# [SOURCE MATERIAL]
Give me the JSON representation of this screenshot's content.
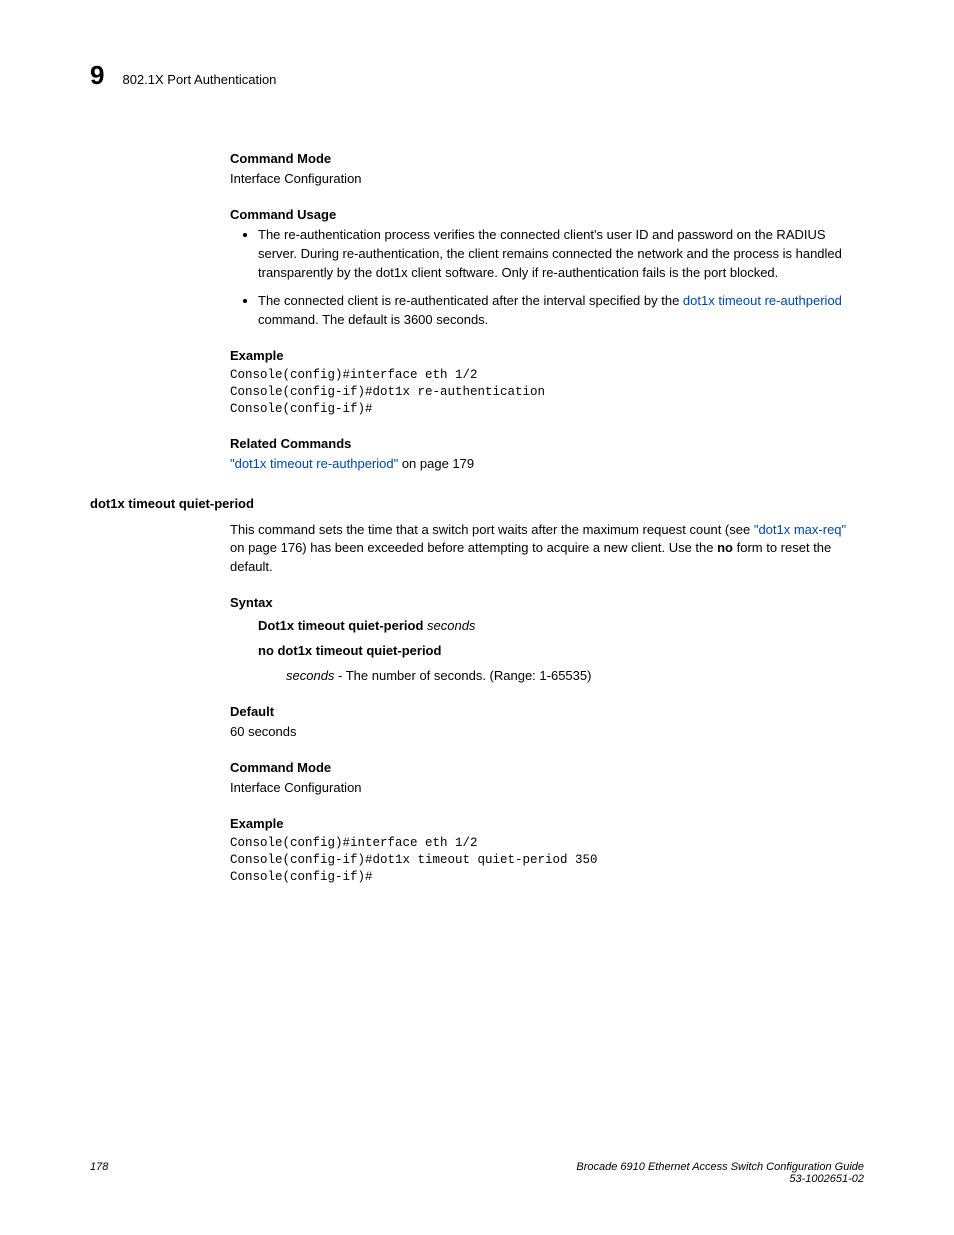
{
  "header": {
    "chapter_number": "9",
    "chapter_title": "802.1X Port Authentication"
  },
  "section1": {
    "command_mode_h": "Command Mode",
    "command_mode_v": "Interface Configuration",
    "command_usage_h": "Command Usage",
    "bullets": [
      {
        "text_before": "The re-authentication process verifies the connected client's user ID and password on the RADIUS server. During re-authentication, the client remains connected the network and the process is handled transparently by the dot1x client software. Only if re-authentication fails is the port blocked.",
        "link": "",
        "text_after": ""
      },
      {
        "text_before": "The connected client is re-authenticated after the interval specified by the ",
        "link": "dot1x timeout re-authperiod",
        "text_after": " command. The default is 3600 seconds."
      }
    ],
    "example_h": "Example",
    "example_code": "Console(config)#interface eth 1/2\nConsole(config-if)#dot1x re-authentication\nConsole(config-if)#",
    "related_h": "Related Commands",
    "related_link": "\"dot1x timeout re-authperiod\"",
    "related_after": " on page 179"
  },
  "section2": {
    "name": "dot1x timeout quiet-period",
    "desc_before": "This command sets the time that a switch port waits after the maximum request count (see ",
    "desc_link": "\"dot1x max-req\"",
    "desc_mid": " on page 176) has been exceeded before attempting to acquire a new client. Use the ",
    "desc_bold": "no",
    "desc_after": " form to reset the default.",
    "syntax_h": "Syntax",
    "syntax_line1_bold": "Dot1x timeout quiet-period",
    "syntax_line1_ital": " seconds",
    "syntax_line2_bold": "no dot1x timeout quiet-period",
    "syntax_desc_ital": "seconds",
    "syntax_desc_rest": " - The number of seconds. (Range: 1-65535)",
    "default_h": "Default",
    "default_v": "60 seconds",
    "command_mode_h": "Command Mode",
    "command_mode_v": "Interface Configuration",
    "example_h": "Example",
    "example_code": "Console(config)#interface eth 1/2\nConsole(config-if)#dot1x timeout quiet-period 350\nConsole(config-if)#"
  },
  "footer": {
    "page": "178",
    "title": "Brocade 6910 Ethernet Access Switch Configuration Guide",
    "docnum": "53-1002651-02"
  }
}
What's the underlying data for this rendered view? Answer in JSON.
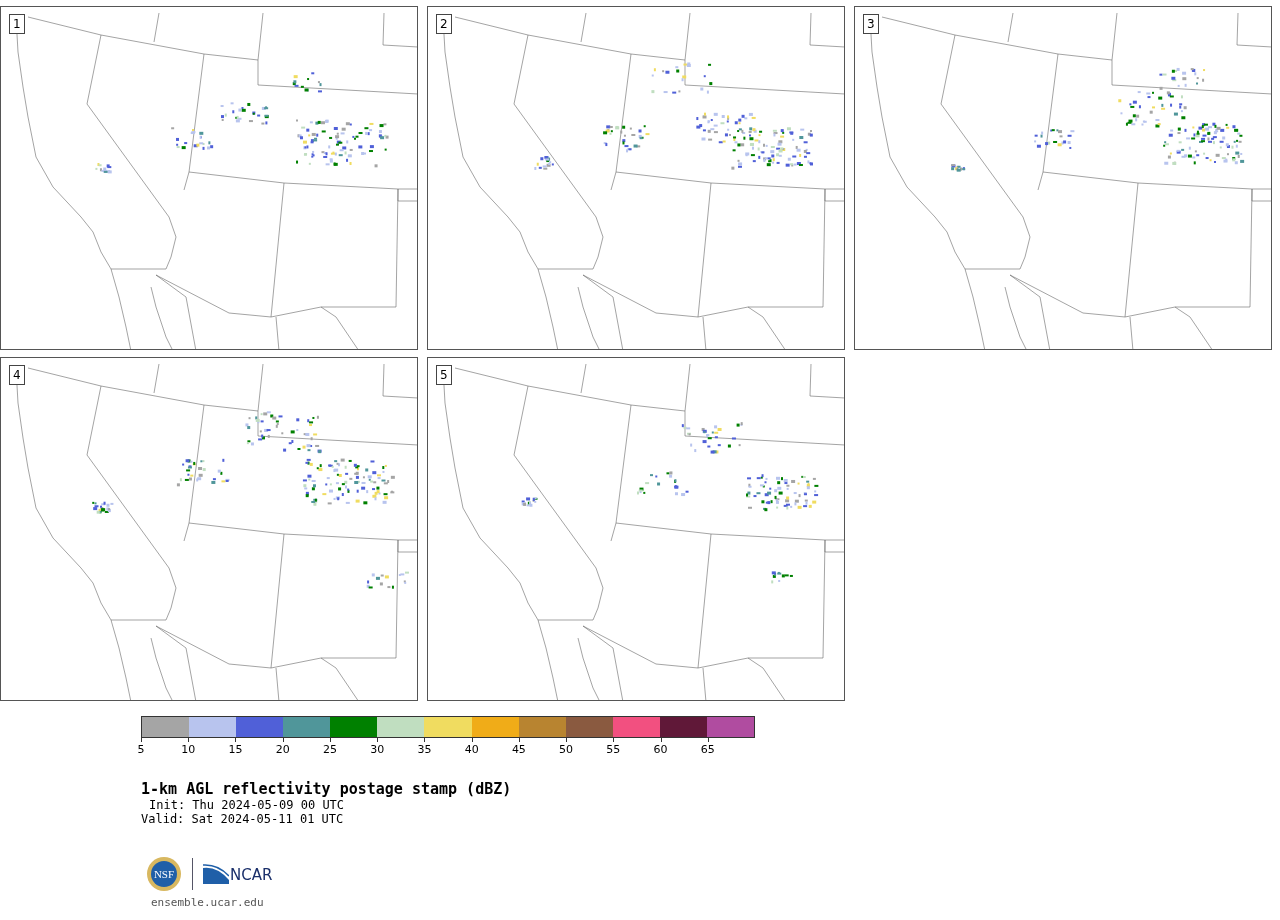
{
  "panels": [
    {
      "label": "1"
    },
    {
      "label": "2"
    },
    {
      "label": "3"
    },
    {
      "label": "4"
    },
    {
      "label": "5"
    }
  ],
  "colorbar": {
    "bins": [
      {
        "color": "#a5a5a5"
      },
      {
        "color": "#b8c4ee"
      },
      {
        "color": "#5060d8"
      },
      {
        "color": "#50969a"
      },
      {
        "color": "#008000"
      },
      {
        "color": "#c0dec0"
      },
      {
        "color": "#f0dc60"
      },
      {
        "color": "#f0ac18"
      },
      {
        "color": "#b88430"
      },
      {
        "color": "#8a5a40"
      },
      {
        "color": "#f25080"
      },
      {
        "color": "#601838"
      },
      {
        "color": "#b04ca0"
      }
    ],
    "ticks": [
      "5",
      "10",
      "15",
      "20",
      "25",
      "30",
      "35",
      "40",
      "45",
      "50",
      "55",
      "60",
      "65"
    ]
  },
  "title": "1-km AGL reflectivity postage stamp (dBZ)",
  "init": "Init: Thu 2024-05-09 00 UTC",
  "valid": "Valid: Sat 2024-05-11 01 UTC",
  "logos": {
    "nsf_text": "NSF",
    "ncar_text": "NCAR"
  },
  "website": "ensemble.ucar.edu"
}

# [WRITTEN EXERCISE]
Each line in the listing above that contains "quiet" should be copied.

# [TASK SOLUTION]
    "name": "dot1x timeout quiet-period",
    "syntax_line1_bold": "Dot1x timeout quiet-period",
    "syntax_line2_bold": "no dot1x timeout quiet-period",
    "example_code": "Console(config)#interface eth 1/2\nConsole(config-if)#dot1x timeout quiet-period 350\nConsole(config-if)#"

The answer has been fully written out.